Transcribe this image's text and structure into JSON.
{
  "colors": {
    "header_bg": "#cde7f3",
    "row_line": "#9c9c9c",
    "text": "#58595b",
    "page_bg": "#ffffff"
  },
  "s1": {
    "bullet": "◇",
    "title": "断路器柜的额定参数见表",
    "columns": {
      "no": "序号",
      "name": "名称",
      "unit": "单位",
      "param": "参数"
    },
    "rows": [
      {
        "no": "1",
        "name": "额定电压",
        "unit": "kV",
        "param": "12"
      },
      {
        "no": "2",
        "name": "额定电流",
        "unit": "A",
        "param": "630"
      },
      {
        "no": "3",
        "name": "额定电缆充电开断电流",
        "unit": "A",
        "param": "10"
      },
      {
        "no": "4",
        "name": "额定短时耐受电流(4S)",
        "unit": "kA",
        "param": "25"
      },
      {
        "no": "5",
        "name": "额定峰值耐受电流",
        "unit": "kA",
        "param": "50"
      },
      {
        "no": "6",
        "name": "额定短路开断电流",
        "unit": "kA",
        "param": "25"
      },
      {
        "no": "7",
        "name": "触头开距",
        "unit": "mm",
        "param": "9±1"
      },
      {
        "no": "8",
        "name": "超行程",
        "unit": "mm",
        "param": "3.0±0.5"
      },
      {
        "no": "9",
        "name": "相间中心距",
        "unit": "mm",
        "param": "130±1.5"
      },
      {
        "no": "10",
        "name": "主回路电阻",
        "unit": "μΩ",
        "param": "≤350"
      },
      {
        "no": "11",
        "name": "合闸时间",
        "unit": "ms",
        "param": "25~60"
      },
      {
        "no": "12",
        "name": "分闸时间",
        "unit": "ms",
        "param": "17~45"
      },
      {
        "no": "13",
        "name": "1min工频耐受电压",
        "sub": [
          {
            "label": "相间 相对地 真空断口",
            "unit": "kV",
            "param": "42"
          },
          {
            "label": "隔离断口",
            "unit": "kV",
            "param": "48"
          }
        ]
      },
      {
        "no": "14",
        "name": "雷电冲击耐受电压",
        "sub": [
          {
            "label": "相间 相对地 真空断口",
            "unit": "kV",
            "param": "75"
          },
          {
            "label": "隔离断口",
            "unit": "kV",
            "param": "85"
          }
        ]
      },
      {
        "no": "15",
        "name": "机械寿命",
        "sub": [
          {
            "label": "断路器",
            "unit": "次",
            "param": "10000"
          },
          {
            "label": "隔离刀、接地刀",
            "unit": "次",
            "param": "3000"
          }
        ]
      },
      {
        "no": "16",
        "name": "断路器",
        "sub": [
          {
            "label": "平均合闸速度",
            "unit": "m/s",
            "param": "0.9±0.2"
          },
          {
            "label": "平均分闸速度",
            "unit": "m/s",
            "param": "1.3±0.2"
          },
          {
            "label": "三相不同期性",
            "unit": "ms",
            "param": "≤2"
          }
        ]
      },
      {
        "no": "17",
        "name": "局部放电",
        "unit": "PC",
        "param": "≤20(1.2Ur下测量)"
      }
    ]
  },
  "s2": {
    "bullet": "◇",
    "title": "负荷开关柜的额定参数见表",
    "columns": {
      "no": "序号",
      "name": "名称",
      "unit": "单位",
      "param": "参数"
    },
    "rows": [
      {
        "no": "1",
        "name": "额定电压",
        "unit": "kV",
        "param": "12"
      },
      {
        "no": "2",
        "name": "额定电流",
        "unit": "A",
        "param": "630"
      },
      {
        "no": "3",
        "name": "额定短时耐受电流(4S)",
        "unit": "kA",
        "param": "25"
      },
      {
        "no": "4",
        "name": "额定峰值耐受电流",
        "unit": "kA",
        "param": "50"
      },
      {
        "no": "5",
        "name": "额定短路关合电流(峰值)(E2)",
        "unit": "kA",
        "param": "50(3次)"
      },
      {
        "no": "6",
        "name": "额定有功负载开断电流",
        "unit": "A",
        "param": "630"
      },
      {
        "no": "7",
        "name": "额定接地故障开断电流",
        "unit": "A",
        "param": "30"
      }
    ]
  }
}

■ ■ ■

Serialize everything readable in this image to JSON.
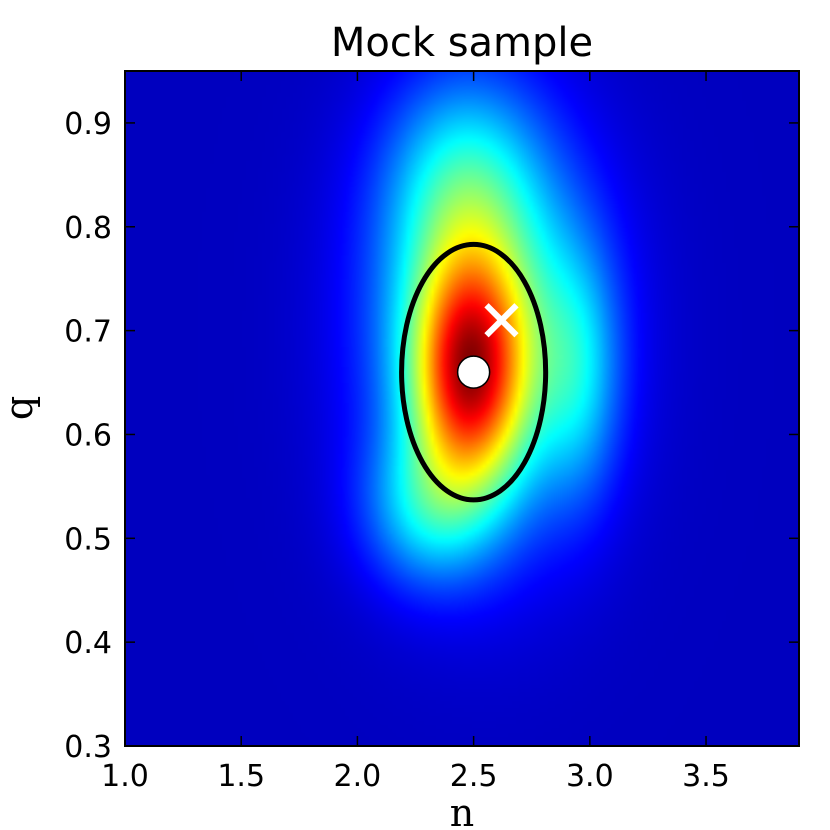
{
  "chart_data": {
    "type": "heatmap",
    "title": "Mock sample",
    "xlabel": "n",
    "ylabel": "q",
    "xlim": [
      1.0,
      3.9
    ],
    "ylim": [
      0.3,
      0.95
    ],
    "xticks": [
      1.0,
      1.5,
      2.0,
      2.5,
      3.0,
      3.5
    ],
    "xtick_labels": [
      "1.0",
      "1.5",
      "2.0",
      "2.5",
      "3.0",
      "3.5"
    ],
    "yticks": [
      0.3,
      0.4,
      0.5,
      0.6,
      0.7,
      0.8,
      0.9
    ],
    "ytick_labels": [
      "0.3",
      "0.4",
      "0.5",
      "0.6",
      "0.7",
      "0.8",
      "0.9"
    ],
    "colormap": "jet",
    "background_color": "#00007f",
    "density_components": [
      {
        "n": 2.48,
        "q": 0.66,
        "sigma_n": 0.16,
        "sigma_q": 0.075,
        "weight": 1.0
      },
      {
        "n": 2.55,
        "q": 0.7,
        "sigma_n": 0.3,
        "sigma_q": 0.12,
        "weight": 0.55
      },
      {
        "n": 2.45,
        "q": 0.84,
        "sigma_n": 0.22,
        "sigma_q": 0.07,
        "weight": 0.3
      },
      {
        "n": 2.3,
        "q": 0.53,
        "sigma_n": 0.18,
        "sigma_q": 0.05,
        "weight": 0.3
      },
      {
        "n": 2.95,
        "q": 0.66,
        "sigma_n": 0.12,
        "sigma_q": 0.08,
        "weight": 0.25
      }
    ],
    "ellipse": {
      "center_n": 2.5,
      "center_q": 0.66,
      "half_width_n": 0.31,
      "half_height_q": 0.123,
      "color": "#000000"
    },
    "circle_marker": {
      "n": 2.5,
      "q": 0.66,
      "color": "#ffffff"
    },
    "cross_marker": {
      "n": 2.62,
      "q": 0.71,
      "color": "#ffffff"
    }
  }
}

■ ■ ■

* _Exercise objective_: Copy out all lines above that include the string "title".

* _Full answer_:
    "title": "断路器柜的额定参数见表",
    "title": "负荷开关柜的额定参数见表",
    "title": "Mock sample",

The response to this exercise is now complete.